Request: Copy out all lines of the records in which the word "Pembimbing" appears.

Stored items:
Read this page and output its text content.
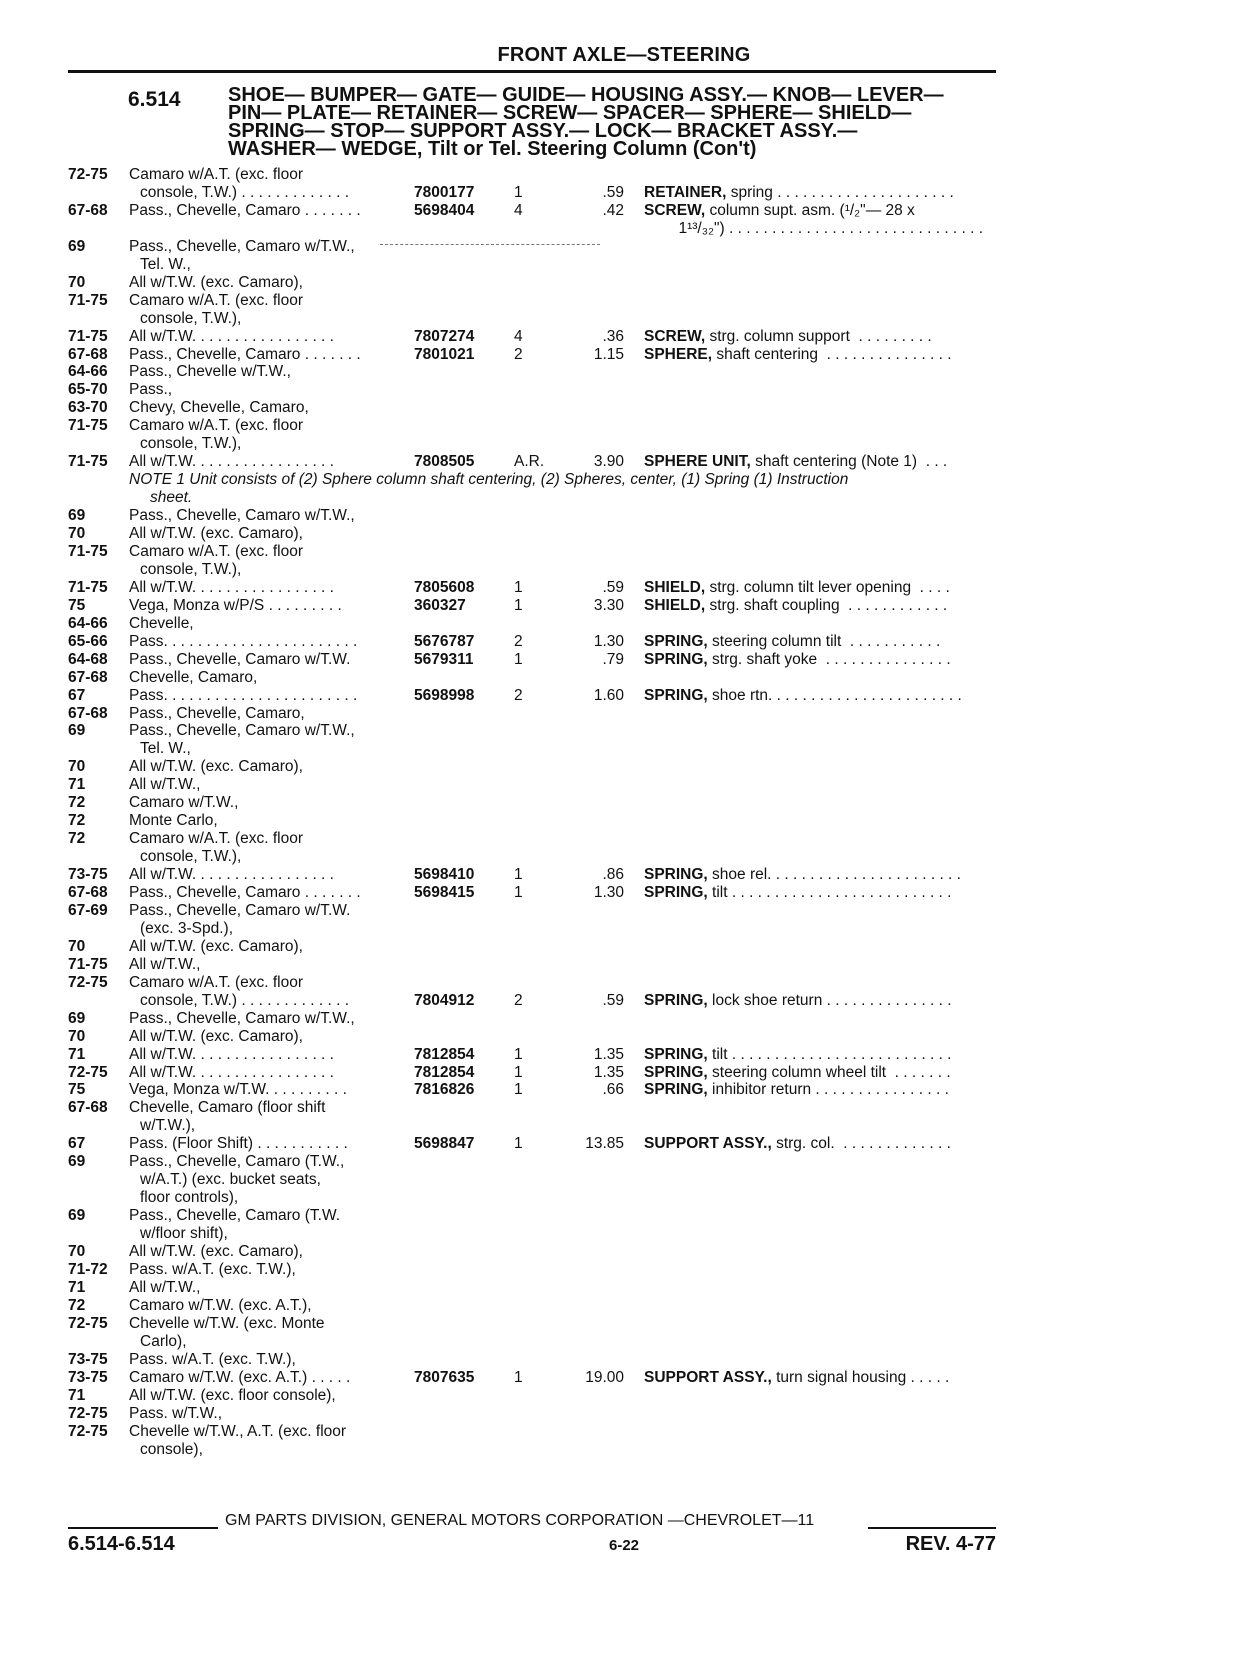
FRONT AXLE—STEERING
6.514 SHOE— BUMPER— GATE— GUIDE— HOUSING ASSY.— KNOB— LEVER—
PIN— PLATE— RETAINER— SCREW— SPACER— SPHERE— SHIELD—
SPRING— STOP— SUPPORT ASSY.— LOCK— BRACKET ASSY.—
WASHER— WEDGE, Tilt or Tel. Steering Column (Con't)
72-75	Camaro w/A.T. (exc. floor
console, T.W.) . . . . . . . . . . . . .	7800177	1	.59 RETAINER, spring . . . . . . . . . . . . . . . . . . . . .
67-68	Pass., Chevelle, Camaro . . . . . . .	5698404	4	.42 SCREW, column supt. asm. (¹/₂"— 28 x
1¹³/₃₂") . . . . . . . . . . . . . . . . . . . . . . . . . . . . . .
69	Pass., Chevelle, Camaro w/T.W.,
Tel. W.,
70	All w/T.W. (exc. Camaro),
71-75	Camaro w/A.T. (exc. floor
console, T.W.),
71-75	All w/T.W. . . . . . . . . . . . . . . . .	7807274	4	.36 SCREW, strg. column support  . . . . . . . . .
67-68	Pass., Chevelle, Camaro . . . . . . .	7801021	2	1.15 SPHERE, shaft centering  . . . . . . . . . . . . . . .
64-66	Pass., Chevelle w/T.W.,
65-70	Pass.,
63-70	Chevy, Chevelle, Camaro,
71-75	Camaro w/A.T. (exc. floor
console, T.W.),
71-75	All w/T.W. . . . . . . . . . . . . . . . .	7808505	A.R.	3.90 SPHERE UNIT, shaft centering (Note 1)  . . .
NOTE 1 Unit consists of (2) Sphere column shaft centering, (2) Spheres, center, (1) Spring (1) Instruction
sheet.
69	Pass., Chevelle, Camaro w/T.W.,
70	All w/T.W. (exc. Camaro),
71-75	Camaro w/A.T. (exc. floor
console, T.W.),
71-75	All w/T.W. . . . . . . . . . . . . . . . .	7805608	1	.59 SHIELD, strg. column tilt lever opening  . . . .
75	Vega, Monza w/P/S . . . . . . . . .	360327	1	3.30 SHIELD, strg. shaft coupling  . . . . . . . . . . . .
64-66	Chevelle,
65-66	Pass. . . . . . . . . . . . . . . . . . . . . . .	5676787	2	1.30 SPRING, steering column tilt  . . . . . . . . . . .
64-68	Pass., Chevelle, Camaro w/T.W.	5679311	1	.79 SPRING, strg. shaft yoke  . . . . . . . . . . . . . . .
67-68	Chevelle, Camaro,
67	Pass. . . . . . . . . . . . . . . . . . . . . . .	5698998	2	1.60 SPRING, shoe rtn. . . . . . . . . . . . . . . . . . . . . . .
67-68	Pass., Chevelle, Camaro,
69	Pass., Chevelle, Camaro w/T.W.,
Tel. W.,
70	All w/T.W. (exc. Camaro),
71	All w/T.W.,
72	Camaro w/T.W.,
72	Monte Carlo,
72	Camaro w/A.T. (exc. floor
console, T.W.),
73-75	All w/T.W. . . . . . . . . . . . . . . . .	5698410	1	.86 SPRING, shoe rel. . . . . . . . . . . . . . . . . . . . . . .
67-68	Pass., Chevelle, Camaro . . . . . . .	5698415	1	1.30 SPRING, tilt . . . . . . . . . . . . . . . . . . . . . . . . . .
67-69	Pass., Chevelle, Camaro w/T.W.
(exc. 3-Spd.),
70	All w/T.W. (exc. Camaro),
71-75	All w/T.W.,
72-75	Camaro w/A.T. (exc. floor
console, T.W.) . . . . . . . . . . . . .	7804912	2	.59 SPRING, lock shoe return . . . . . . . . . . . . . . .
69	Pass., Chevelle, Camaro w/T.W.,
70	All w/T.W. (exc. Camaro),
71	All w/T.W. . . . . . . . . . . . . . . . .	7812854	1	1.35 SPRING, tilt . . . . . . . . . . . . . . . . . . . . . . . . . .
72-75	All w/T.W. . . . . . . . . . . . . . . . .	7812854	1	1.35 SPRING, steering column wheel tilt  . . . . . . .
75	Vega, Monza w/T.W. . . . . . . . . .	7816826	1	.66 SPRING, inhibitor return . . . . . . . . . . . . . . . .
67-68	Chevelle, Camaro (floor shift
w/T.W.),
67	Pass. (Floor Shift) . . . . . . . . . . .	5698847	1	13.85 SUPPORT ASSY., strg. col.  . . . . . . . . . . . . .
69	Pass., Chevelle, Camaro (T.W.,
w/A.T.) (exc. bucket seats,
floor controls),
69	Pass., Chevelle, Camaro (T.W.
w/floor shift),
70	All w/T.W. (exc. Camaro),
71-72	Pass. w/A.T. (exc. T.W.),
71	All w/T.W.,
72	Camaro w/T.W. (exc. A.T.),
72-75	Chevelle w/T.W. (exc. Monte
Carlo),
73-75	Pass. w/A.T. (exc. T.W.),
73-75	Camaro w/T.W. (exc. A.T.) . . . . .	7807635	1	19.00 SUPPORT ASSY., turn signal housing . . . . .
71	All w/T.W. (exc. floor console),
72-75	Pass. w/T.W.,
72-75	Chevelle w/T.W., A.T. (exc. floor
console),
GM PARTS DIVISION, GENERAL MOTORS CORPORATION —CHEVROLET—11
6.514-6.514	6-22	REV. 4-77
---
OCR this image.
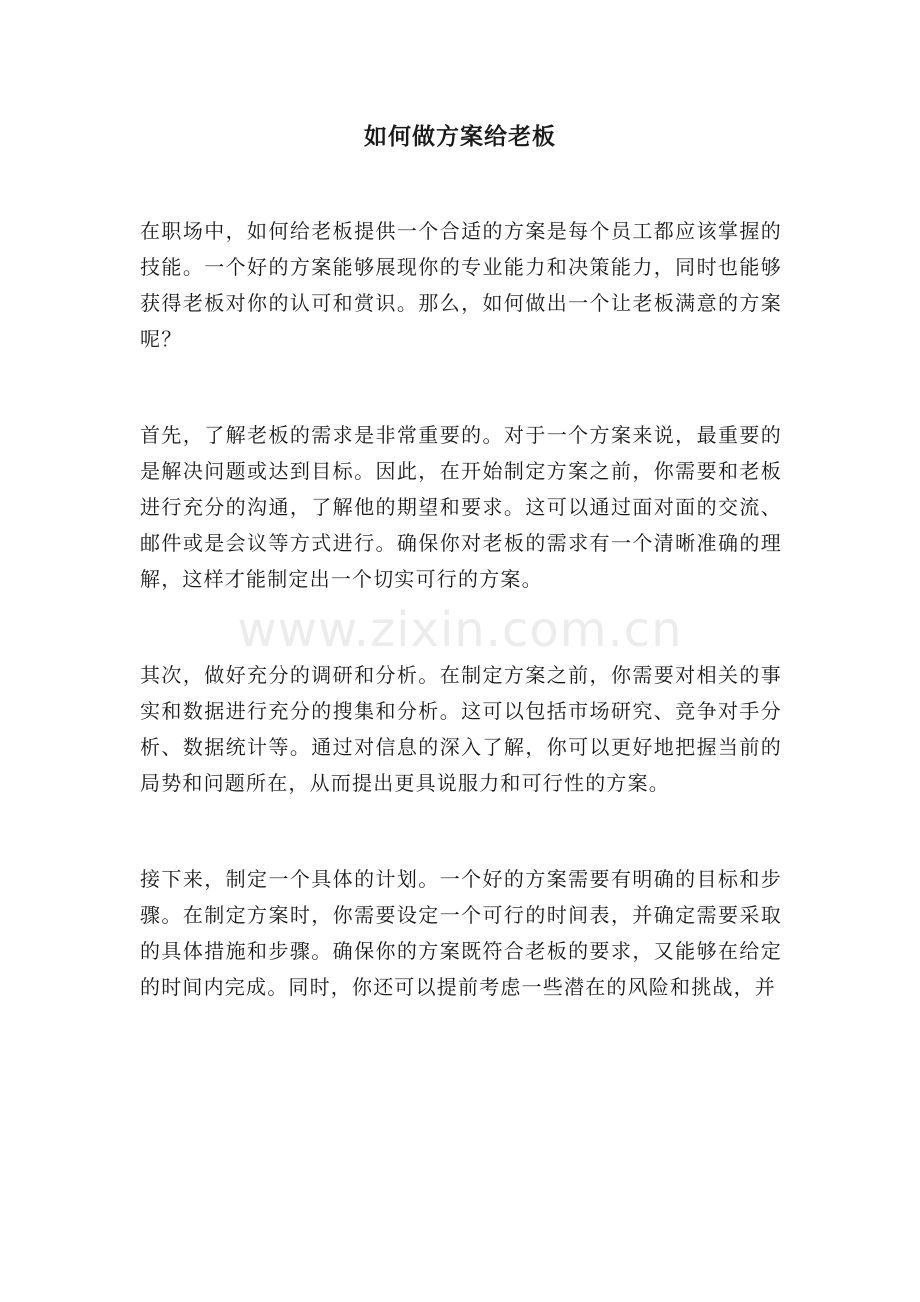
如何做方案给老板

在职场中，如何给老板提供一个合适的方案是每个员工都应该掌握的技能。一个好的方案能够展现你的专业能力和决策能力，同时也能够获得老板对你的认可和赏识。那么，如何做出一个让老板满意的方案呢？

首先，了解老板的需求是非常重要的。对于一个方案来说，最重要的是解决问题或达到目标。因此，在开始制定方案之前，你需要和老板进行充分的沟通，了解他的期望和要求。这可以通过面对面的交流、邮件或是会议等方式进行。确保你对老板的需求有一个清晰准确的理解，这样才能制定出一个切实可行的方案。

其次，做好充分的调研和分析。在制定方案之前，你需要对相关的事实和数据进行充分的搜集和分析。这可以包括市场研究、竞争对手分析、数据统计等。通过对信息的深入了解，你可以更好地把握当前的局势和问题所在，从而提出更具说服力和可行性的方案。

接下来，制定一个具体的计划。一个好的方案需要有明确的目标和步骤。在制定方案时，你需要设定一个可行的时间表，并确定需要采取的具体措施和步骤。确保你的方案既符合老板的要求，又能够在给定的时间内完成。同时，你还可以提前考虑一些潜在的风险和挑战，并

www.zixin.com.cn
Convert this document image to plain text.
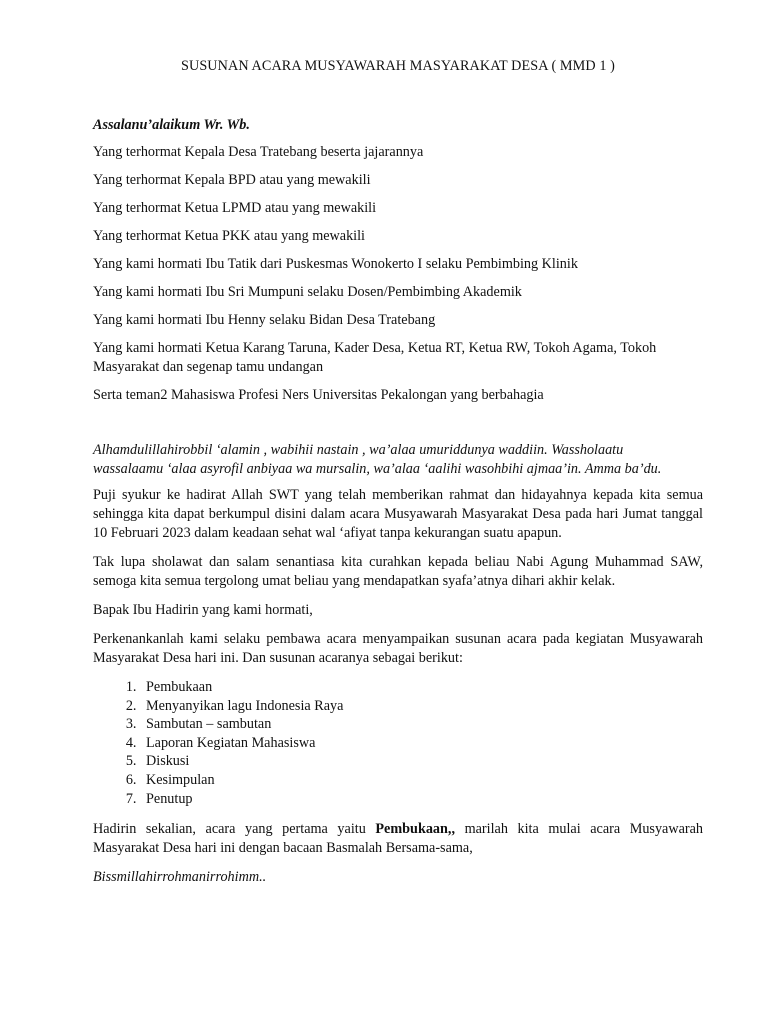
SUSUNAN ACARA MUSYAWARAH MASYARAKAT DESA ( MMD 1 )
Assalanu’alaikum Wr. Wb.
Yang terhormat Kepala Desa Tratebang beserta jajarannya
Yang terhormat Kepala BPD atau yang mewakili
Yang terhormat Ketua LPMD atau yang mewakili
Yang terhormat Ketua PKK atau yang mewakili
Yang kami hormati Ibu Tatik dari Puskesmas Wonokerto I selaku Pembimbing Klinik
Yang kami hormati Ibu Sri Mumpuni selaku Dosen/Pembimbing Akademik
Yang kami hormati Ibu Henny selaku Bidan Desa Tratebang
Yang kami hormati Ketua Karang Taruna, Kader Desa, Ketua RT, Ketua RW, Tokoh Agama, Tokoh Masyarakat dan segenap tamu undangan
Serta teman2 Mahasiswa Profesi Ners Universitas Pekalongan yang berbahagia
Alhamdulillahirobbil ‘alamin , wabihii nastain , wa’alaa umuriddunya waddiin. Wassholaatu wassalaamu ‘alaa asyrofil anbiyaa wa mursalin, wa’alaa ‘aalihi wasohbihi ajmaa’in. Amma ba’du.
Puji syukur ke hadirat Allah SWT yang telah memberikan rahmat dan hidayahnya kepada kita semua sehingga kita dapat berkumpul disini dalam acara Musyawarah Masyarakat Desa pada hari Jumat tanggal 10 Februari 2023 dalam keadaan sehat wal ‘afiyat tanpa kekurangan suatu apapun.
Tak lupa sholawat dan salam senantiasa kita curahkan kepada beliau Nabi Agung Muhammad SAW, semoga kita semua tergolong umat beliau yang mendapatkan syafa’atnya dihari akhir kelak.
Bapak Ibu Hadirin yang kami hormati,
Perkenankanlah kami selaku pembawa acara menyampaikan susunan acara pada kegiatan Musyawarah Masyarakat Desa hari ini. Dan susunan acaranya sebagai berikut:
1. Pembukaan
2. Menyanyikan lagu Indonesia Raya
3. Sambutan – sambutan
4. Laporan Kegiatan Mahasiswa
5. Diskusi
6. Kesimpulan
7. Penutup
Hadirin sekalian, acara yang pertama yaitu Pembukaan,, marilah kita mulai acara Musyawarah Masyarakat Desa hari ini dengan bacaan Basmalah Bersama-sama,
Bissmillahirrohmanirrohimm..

Written answer:
Yang kami hormati Ibu Tatik dari Puskesmas Wonokerto I selaku Pembimbing Klinik
Yang kami hormati Ibu Sri Mumpuni selaku Dosen/Pembimbing Akademik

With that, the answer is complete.